* _WRITTEN INSTRUCTION_:
State only how many lines below include the string "δήμῳ".

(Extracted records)
┄┄┄┄┄┄┄┄┄┄

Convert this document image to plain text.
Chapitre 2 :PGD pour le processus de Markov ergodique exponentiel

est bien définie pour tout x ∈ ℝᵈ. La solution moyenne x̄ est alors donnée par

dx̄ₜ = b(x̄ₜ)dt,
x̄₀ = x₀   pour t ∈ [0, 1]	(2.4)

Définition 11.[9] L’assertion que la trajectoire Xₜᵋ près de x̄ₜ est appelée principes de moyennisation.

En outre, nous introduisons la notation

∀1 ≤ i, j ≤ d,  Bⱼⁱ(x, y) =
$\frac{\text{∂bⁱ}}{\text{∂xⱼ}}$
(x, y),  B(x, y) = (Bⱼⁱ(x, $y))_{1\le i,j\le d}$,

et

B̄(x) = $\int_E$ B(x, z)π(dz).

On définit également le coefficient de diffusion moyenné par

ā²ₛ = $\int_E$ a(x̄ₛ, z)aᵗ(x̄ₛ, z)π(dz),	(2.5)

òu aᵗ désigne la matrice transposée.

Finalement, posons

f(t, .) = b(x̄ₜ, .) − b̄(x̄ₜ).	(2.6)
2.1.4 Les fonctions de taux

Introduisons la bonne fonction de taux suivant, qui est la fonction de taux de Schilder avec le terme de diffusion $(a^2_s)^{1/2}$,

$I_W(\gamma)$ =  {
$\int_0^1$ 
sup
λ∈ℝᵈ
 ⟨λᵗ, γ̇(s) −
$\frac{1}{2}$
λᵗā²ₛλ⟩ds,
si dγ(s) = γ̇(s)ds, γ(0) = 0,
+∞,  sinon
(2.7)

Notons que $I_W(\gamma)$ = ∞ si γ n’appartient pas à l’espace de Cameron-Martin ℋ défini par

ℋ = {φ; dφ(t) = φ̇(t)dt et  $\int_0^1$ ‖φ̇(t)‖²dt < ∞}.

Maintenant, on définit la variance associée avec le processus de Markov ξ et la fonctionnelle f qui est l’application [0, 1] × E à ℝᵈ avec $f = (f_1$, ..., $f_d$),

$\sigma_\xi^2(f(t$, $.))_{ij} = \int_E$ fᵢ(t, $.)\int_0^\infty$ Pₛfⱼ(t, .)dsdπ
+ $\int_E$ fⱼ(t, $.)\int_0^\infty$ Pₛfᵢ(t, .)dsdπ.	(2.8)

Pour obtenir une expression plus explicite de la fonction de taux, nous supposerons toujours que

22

┄┄┄┄┄┄┄┄┄┄

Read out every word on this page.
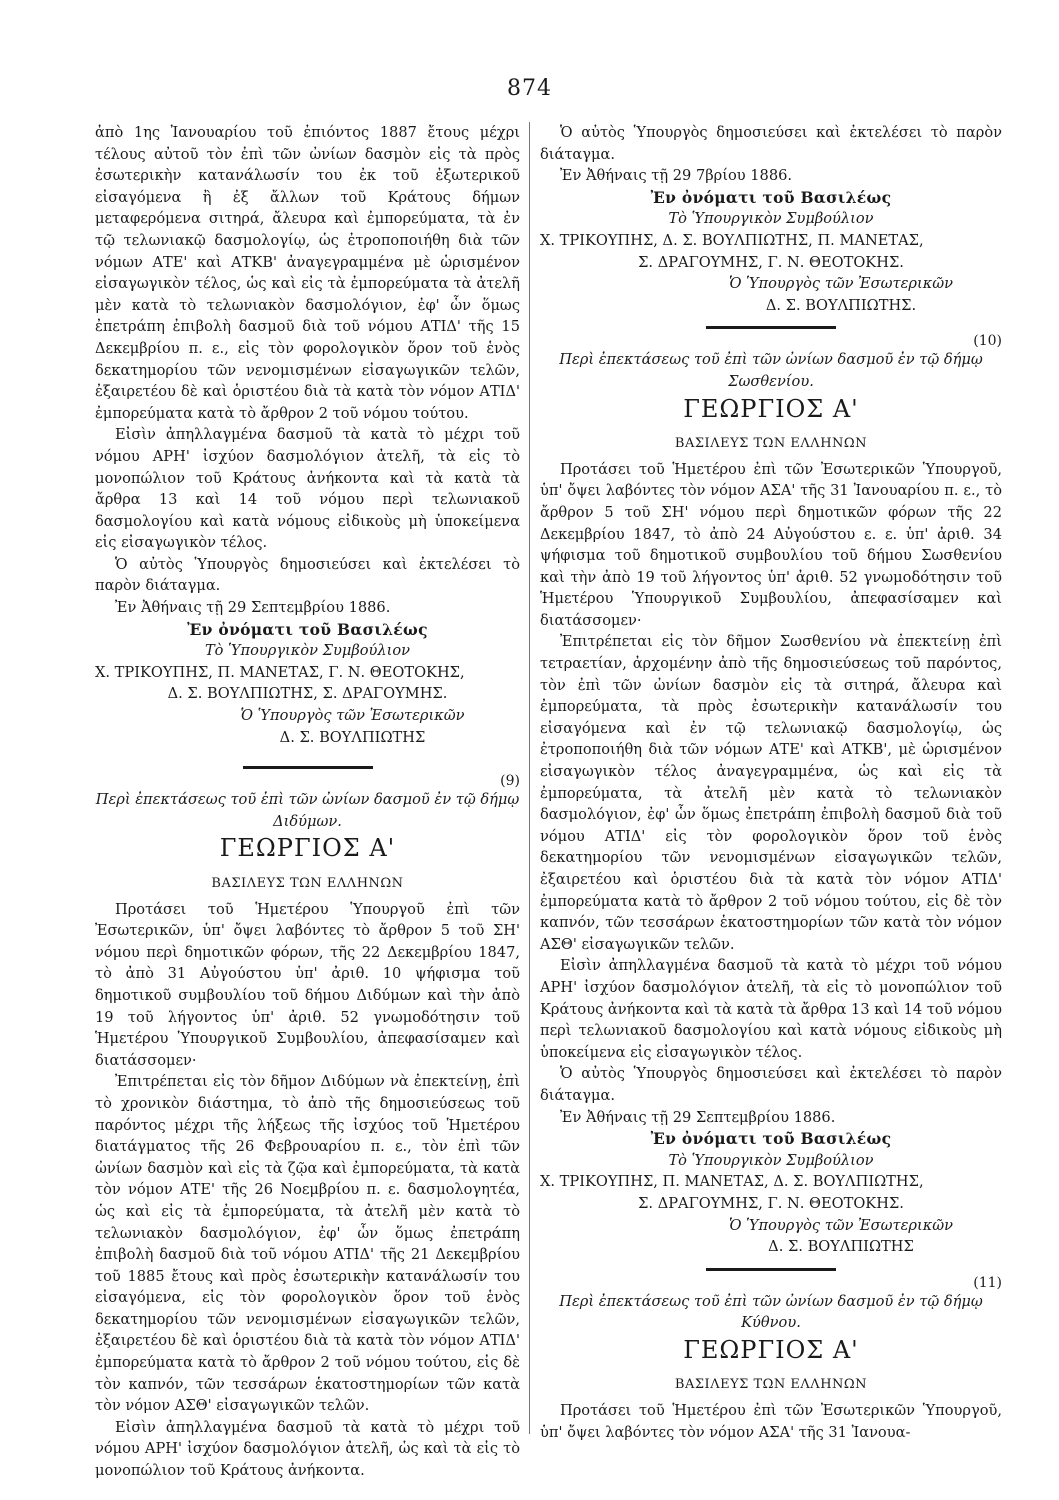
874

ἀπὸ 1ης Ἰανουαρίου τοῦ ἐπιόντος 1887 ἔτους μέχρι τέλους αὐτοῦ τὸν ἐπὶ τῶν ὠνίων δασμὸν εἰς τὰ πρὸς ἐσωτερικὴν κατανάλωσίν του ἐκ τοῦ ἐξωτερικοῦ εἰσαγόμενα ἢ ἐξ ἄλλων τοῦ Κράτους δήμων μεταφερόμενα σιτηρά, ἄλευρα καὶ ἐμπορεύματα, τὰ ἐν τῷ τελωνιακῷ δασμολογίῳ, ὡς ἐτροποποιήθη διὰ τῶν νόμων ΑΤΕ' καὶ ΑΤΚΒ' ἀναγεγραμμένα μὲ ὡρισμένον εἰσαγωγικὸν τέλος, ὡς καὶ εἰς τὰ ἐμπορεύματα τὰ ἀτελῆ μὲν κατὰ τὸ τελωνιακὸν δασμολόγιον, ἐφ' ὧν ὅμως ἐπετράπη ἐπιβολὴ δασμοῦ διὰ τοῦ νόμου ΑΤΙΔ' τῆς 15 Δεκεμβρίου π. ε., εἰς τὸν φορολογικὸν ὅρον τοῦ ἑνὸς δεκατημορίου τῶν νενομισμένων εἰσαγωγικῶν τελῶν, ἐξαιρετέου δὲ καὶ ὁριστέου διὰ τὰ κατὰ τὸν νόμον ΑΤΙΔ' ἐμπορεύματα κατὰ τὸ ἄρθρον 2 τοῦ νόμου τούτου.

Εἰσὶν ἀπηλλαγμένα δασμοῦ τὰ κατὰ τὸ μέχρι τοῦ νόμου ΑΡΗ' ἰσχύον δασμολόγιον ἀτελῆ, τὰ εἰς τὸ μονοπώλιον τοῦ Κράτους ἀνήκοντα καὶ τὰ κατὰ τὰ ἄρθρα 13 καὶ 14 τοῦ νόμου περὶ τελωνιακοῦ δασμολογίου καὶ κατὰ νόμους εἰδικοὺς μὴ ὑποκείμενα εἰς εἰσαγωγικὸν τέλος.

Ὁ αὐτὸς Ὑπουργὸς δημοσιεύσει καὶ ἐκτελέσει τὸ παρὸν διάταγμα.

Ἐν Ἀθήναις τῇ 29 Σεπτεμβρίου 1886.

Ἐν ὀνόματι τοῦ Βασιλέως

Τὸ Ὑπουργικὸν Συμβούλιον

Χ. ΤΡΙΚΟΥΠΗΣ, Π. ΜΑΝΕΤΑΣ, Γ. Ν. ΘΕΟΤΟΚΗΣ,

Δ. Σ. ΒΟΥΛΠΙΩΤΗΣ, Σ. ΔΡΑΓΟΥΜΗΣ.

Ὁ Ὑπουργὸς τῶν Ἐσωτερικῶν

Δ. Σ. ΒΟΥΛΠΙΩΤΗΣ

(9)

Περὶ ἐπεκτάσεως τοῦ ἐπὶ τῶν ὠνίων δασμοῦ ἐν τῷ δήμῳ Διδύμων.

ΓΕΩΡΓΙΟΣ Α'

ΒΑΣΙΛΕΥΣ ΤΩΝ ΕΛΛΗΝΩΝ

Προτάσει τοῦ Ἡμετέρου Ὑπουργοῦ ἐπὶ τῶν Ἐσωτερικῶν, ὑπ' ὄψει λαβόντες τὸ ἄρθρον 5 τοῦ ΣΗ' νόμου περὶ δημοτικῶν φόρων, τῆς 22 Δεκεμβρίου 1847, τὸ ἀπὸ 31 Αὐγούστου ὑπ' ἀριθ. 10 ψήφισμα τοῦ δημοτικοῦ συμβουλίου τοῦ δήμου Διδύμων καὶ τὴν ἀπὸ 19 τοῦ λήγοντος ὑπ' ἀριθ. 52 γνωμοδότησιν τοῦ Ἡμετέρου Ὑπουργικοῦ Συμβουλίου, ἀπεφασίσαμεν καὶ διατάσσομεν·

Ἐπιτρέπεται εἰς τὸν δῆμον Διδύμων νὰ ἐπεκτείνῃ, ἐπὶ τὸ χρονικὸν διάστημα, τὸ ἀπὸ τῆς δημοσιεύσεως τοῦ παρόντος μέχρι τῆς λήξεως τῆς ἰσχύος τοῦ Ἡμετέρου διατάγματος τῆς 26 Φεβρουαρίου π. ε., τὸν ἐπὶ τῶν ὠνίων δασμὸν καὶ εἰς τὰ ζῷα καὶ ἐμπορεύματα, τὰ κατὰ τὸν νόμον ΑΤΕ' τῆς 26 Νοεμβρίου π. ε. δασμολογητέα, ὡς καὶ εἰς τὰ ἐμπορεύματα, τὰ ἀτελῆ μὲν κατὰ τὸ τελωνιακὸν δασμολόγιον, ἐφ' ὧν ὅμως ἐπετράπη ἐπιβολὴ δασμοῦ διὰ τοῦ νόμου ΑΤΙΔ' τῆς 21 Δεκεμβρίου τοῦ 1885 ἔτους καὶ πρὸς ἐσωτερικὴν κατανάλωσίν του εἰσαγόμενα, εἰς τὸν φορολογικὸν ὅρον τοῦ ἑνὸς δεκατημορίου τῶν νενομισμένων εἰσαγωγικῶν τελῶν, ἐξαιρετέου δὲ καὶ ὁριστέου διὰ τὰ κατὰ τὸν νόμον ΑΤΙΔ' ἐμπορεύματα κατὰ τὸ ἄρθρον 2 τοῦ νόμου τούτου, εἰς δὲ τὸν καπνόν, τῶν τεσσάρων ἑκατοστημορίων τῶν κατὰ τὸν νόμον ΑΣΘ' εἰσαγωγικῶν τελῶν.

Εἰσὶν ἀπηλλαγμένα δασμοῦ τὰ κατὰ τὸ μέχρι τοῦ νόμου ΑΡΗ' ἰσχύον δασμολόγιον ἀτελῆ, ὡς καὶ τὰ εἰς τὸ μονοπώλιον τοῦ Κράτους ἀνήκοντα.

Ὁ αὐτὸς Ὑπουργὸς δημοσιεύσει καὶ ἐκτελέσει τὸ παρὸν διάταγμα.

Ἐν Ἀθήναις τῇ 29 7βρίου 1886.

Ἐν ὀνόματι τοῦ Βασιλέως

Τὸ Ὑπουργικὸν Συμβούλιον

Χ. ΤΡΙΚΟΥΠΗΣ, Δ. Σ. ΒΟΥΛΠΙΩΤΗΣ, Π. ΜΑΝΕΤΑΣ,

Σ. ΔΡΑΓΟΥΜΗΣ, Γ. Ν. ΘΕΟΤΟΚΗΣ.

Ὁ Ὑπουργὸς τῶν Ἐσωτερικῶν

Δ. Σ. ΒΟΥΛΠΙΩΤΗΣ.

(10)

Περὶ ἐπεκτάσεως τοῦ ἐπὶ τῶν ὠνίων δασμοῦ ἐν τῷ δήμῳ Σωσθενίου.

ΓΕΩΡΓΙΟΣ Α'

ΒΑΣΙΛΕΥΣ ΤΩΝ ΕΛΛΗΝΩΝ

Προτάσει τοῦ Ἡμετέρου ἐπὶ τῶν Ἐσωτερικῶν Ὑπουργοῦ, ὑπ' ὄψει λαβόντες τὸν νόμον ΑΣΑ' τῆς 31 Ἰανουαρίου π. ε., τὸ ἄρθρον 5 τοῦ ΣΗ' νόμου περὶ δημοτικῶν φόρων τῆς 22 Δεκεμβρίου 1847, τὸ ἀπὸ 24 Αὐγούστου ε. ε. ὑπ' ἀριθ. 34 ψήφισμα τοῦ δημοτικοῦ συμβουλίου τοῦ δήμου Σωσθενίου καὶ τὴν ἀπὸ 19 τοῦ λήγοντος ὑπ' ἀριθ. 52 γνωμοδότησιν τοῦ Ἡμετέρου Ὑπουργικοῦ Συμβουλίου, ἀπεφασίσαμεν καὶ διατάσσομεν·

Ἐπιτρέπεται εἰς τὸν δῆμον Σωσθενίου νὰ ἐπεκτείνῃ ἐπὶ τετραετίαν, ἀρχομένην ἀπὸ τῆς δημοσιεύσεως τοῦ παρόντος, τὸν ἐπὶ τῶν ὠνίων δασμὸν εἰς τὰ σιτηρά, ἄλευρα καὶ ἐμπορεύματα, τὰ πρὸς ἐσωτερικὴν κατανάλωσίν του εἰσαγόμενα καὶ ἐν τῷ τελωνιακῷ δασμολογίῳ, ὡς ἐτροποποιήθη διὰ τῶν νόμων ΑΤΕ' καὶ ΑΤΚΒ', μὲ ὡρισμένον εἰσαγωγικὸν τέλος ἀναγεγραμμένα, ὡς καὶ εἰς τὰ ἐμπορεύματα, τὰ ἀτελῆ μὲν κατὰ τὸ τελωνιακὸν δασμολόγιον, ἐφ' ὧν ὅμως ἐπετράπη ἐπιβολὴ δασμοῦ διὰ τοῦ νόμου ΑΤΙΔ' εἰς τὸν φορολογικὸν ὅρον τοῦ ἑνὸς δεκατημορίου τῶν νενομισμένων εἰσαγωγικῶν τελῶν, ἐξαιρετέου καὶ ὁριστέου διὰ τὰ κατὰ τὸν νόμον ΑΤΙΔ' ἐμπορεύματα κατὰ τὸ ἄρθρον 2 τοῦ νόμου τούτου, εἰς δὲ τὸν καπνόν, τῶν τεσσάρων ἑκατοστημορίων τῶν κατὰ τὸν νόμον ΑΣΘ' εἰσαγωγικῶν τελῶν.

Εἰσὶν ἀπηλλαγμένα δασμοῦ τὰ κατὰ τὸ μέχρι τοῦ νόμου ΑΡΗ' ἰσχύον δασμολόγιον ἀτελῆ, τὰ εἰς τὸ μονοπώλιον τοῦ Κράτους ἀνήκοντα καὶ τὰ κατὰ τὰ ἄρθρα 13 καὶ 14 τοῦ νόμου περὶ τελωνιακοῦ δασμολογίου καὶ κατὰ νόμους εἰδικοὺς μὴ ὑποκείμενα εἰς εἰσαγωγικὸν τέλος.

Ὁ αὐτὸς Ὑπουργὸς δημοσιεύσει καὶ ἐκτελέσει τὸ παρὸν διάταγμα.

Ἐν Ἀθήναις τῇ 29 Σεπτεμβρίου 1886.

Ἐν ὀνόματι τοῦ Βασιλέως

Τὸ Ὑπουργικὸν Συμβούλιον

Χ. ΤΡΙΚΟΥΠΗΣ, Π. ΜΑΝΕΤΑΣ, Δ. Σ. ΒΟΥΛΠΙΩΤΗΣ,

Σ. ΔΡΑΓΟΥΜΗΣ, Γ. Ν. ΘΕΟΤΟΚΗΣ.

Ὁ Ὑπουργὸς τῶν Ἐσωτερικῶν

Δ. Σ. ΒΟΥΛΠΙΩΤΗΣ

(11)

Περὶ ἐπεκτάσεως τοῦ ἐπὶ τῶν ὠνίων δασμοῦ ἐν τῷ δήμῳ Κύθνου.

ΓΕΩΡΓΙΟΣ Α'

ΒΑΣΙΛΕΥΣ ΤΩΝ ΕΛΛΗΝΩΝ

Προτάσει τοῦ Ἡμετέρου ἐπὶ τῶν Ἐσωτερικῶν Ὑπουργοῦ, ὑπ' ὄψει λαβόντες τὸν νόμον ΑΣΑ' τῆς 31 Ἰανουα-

┄┄┄┄┄┄┄┄┄┄

* _CORRECT RESPONSE_:
3